— BEGIN —
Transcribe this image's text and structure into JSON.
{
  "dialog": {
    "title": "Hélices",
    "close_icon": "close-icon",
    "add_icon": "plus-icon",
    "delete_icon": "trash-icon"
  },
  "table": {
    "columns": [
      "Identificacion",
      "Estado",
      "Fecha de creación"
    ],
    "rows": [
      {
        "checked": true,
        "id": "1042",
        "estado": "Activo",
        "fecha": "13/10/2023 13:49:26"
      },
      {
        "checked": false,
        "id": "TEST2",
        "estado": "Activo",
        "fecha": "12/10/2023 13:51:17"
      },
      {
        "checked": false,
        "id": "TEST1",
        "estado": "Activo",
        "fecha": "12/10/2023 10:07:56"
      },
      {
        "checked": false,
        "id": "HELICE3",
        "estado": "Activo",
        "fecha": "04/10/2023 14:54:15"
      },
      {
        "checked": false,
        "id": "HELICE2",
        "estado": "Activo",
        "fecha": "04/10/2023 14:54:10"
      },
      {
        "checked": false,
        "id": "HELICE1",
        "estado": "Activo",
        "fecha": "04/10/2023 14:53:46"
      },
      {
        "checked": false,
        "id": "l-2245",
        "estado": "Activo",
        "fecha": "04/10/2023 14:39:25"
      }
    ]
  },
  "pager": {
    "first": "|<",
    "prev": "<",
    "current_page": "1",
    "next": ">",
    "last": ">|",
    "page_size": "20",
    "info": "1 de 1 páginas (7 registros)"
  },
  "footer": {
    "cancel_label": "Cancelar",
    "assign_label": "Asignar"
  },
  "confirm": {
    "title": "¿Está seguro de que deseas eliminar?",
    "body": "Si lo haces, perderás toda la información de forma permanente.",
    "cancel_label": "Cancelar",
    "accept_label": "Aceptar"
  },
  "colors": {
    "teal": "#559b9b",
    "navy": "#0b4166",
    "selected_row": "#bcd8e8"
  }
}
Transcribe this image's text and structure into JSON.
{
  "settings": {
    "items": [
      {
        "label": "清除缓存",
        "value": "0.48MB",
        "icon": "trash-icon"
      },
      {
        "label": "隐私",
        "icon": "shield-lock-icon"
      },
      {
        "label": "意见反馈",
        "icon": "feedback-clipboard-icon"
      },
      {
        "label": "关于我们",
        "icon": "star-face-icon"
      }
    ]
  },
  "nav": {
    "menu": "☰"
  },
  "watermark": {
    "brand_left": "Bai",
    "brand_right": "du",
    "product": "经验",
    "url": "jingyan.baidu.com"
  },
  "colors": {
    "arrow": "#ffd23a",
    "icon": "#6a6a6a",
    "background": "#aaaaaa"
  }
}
— END —
## Stated exercise
Determine how many lines of the records above contain the word "title", and report only that number.

## Solution
2